What is needed: State only the number of lines that contain the string "сообщений".

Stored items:
☆ ☆ ☆ ☆

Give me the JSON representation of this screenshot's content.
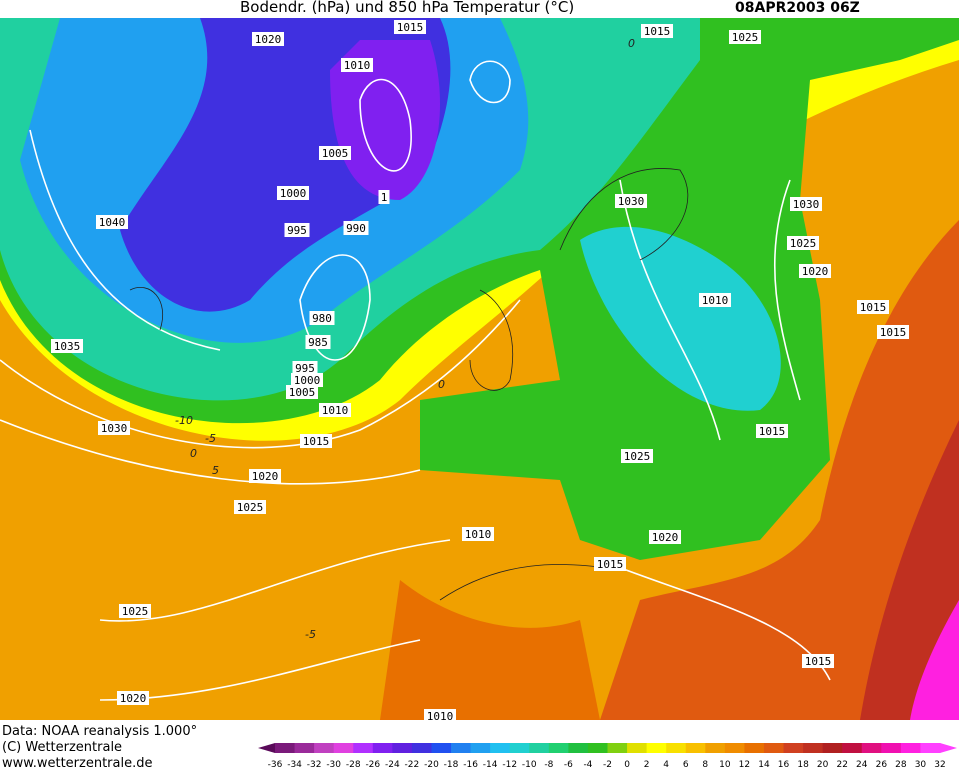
{
  "header": {
    "title": "Bodendr. (hPa) und 850 hPa Temperatur (°C)",
    "date": "08APR2003 06Z"
  },
  "isobar_labels": [
    1015,
    1020,
    1010,
    1005,
    1000,
    1,
    995,
    990,
    1040,
    980,
    985,
    995,
    1000,
    1005,
    1010,
    1015,
    1020,
    1025,
    1030,
    1035,
    1025,
    1020,
    1010,
    1015,
    1020,
    1025,
    1015,
    1010,
    1030,
    1030,
    1025,
    1020,
    1015,
    1015,
    1015,
    1015,
    1025,
    1010
  ],
  "temperature_labels": [
    -10,
    -5,
    0,
    5,
    0,
    -5,
    0
  ],
  "footer": {
    "source": "Data: NOAA reanalysis 1.000°",
    "copyright": "(C) Wetterzentrale",
    "url": "www.wetterzentrale.de"
  },
  "colorbar": {
    "ticks": [
      -36,
      -34,
      -32,
      -30,
      -28,
      -26,
      -24,
      -22,
      -20,
      -18,
      -16,
      -14,
      -12,
      -10,
      -8,
      -6,
      -4,
      -2,
      0,
      2,
      4,
      6,
      8,
      10,
      12,
      14,
      16,
      18,
      20,
      22,
      24,
      26,
      28,
      30,
      32
    ],
    "colors": [
      "#5a0a5a",
      "#7a1a7a",
      "#9a2a9a",
      "#c040c0",
      "#e040e0",
      "#b030ff",
      "#8020f0",
      "#6020e0",
      "#4030e0",
      "#2050f0",
      "#2080f0",
      "#20a0f0",
      "#20c0f0",
      "#20d0d0",
      "#20d0a0",
      "#20d070",
      "#20c040",
      "#30c020",
      "#80d010",
      "#e0e000",
      "#ffff00",
      "#f8e000",
      "#f8c000",
      "#f0a000",
      "#f08c00",
      "#e87000",
      "#e05a10",
      "#d04020",
      "#c03020",
      "#b02020",
      "#c01040",
      "#e01080",
      "#f010b0",
      "#ff20e0",
      "#ff40ff"
    ]
  }
}
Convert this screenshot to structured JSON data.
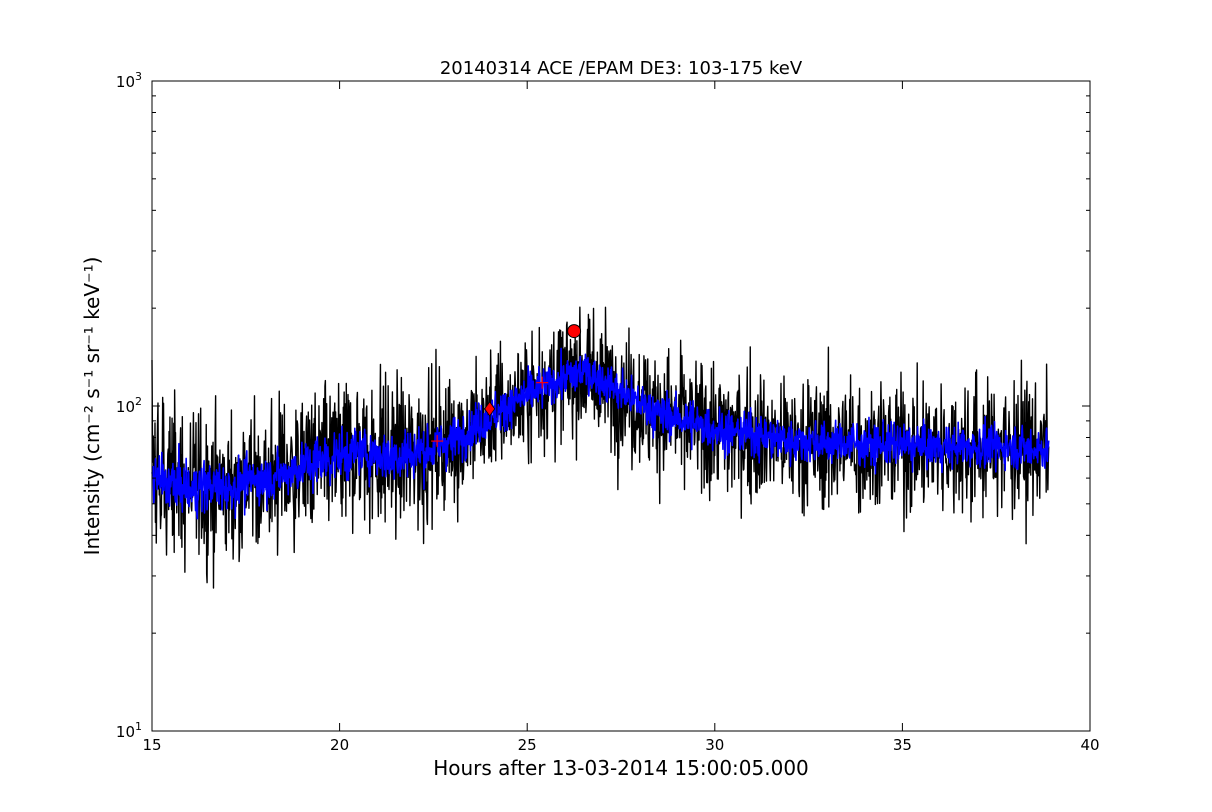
{
  "chart_data": {
    "type": "line",
    "title": "20140314 ACE /EPAM DE3: 103-175 keV",
    "xlabel": "Hours after 13-03-2014 15:00:05.000",
    "ylabel": "Intensity (cm⁻² s⁻¹ sr⁻¹ keV⁻¹)",
    "xlim": [
      15,
      40
    ],
    "ylim": [
      10,
      1000
    ],
    "yscale": "log",
    "grid": false,
    "x_ticks": [
      "15",
      "20",
      "25",
      "30",
      "35",
      "40"
    ],
    "y_ticks": [
      {
        "base": "10",
        "exp": "1"
      },
      {
        "base": "10",
        "exp": "2"
      },
      {
        "base": "10",
        "exp": "3"
      }
    ],
    "series": [
      {
        "color": "#000000",
        "description": "raw intensity",
        "x": [
          15.0,
          15.5,
          16.0,
          16.5,
          17.0,
          17.5,
          18.0,
          18.5,
          19.0,
          19.5,
          20.0,
          20.5,
          21.0,
          21.5,
          22.0,
          22.5,
          23.0,
          23.5,
          24.0,
          24.5,
          25.0,
          25.5,
          26.0,
          26.5,
          27.0,
          27.5,
          28.0,
          28.5,
          29.0,
          29.5,
          30.0,
          30.5,
          31.0,
          31.5,
          32.0,
          32.5,
          33.0,
          33.5,
          34.0,
          34.5,
          35.0,
          35.5,
          36.0,
          36.5,
          37.0,
          37.5,
          38.0,
          38.5,
          38.9
        ],
        "values": [
          60,
          58,
          55,
          57,
          56,
          58,
          60,
          62,
          65,
          68,
          70,
          72,
          71,
          70,
          72,
          74,
          78,
          85,
          92,
          100,
          108,
          115,
          122,
          128,
          120,
          110,
          102,
          95,
          92,
          88,
          85,
          83,
          82,
          80,
          78,
          78,
          77,
          77,
          76,
          76,
          76,
          75,
          75,
          75,
          75,
          75,
          75,
          74,
          74
        ],
        "spread": [
          0.35,
          0.35,
          0.35,
          0.35,
          0.35,
          0.35,
          0.35,
          0.35,
          0.35,
          0.35,
          0.35,
          0.35,
          0.35,
          0.35,
          0.35,
          0.35,
          0.32,
          0.3,
          0.3,
          0.3,
          0.3,
          0.3,
          0.3,
          0.28,
          0.3,
          0.3,
          0.32,
          0.32,
          0.32,
          0.32,
          0.32,
          0.32,
          0.32,
          0.32,
          0.32,
          0.32,
          0.32,
          0.32,
          0.32,
          0.32,
          0.32,
          0.32,
          0.32,
          0.32,
          0.32,
          0.32,
          0.32,
          0.32,
          0.32
        ]
      },
      {
        "color": "#0000ff",
        "description": "smoothed intensity",
        "x": [
          15.0,
          15.5,
          16.0,
          16.5,
          17.0,
          17.5,
          18.0,
          18.5,
          19.0,
          19.5,
          20.0,
          20.5,
          21.0,
          21.5,
          22.0,
          22.5,
          23.0,
          23.5,
          24.0,
          24.5,
          25.0,
          25.5,
          26.0,
          26.5,
          27.0,
          27.5,
          28.0,
          28.5,
          29.0,
          29.5,
          30.0,
          30.5,
          31.0,
          31.5,
          32.0,
          32.5,
          33.0,
          33.5,
          34.0,
          34.5,
          35.0,
          35.5,
          36.0,
          36.5,
          37.0,
          37.5,
          38.0,
          38.5,
          38.9
        ],
        "values": [
          60,
          58,
          55,
          57,
          56,
          58,
          60,
          62,
          65,
          68,
          70,
          72,
          71,
          70,
          72,
          74,
          78,
          85,
          92,
          100,
          108,
          115,
          122,
          128,
          120,
          110,
          102,
          95,
          92,
          88,
          85,
          83,
          82,
          80,
          78,
          78,
          77,
          77,
          76,
          76,
          76,
          75,
          75,
          75,
          75,
          75,
          75,
          74,
          74
        ],
        "spread": [
          0.12,
          0.12,
          0.12,
          0.12,
          0.12,
          0.12,
          0.12,
          0.12,
          0.12,
          0.12,
          0.12,
          0.12,
          0.12,
          0.12,
          0.12,
          0.12,
          0.11,
          0.1,
          0.1,
          0.1,
          0.1,
          0.1,
          0.1,
          0.1,
          0.1,
          0.1,
          0.1,
          0.1,
          0.1,
          0.1,
          0.1,
          0.1,
          0.1,
          0.1,
          0.1,
          0.1,
          0.1,
          0.1,
          0.1,
          0.1,
          0.1,
          0.1,
          0.1,
          0.1,
          0.1,
          0.1,
          0.1,
          0.1,
          0.1
        ]
      }
    ],
    "markers": [
      {
        "type": "plus",
        "x": 22.6,
        "y": 78,
        "color": "#ff0000"
      },
      {
        "type": "diamond",
        "x": 24.0,
        "y": 98,
        "color": "#ff0000"
      },
      {
        "type": "plus",
        "x": 25.4,
        "y": 118,
        "color": "#ff0000"
      },
      {
        "type": "circle",
        "x": 26.25,
        "y": 170,
        "color": "#ff0000"
      }
    ]
  }
}
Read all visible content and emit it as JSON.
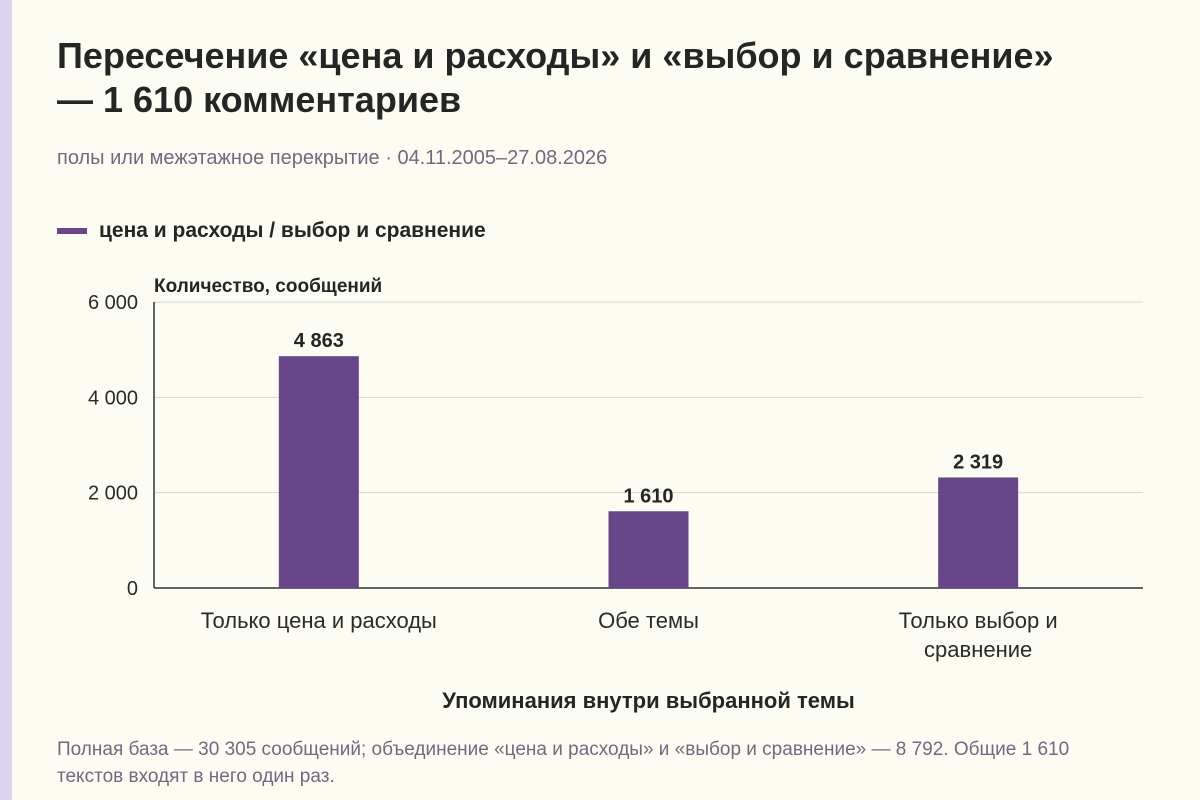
{
  "header": {
    "title": "Пересечение «цена и расходы» и «выбор и сравнение» — 1 610 комментариев",
    "subtitle": "полы или межэтажное перекрытие · 04.11.2005–27.08.2026"
  },
  "legend": {
    "label": "цена и расходы / выбор и сравнение"
  },
  "chart_data": {
    "type": "bar",
    "categories": [
      "Только цена и расходы",
      "Обе темы",
      "Только выбор и сравнение"
    ],
    "series": [
      {
        "name": "цена и расходы / выбор и сравнение",
        "values": [
          4863,
          1610,
          2319
        ]
      }
    ],
    "value_labels": [
      "4 863",
      "1 610",
      "2 319"
    ],
    "title": "Пересечение «цена и расходы» и «выбор и сравнение» — 1 610 комментариев",
    "xlabel": "Упоминания внутри выбранной темы",
    "ylabel": "Количество, сообщений",
    "ylim": [
      0,
      6000
    ],
    "yticks": [
      0,
      2000,
      4000,
      6000
    ],
    "ytick_labels": [
      "0",
      "2 000",
      "4 000",
      "6 000"
    ],
    "grid": true,
    "legend_position": "top-left",
    "bar_color": "#67468a"
  },
  "footnote": "Полная база — 30 305 сообщений; объединение «цена и расходы» и «выбор и сравнение» — 8 792. Общие 1 610 текстов входят в него один раз.",
  "colors": {
    "bar": "#67468a",
    "background": "#fdfcf3",
    "accent_strip": "#dcd3ec",
    "muted_text": "#6f6a80"
  }
}
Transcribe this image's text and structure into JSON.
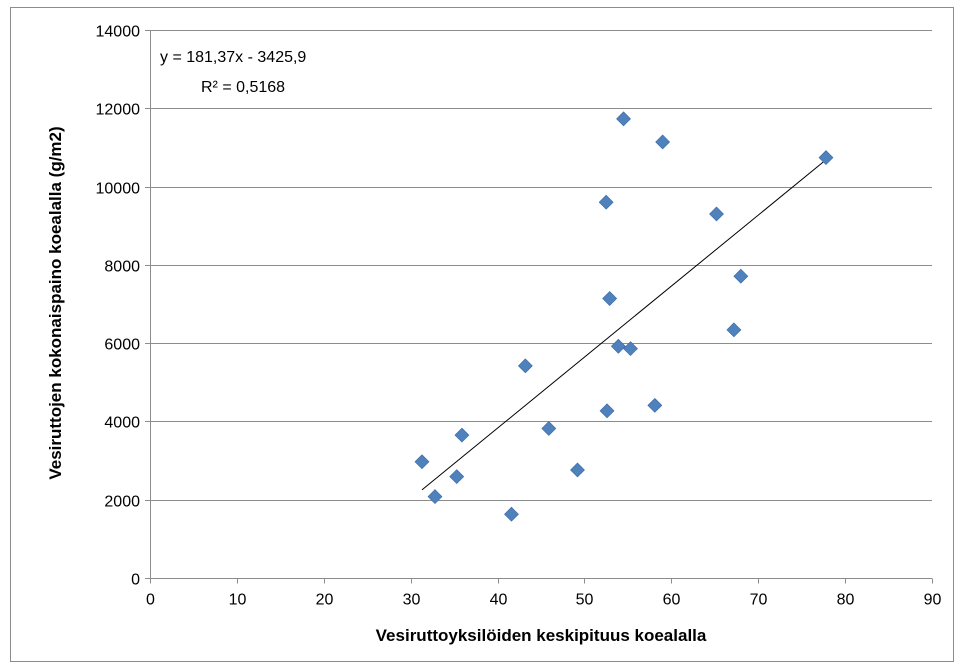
{
  "chart_data": {
    "type": "scatter",
    "title": "",
    "xlabel": "Vesiruttoyksilöiden keskipituus koealalla",
    "ylabel": "Vesiruttojen kokonaispaino  koealalla (g/m2)",
    "xlim": [
      0,
      90
    ],
    "ylim": [
      0,
      14000
    ],
    "x_ticks": [
      0,
      10,
      20,
      30,
      40,
      50,
      60,
      70,
      80,
      90
    ],
    "y_ticks": [
      0,
      2000,
      4000,
      6000,
      8000,
      10000,
      12000,
      14000
    ],
    "x_tick_labels": [
      "0",
      "10",
      "20",
      "30",
      "40",
      "50",
      "60",
      "70",
      "80",
      "90"
    ],
    "y_tick_labels": [
      "0",
      "2000",
      "4000",
      "6000",
      "8000",
      "10000",
      "12000",
      "14000"
    ],
    "grid": "horizontal",
    "legend": "none",
    "marker": "diamond",
    "series": [
      {
        "color": "#4F81BD",
        "points": [
          {
            "x": 31.3,
            "y": 2970
          },
          {
            "x": 32.8,
            "y": 2080
          },
          {
            "x": 35.3,
            "y": 2590
          },
          {
            "x": 35.9,
            "y": 3650
          },
          {
            "x": 41.6,
            "y": 1630
          },
          {
            "x": 43.2,
            "y": 5420
          },
          {
            "x": 45.9,
            "y": 3820
          },
          {
            "x": 49.2,
            "y": 2760
          },
          {
            "x": 52.5,
            "y": 9600
          },
          {
            "x": 52.6,
            "y": 4270
          },
          {
            "x": 52.9,
            "y": 7140
          },
          {
            "x": 53.9,
            "y": 5920
          },
          {
            "x": 54.5,
            "y": 11730
          },
          {
            "x": 55.3,
            "y": 5860
          },
          {
            "x": 58.1,
            "y": 4410
          },
          {
            "x": 59.0,
            "y": 11140
          },
          {
            "x": 65.2,
            "y": 9300
          },
          {
            "x": 67.2,
            "y": 6340
          },
          {
            "x": 68.0,
            "y": 7710
          },
          {
            "x": 77.8,
            "y": 10740
          }
        ]
      }
    ],
    "trendline": {
      "type": "linear",
      "slope": 181.37,
      "intercept": -3425.9,
      "x_start": 31.3,
      "x_end": 77.8,
      "color": "#000000"
    },
    "annotations": {
      "equation": "y = 181,37x - 3425,9",
      "r_squared": "R² = 0,5168"
    }
  }
}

☆ ☆ ☆ ☆

Completed task: 2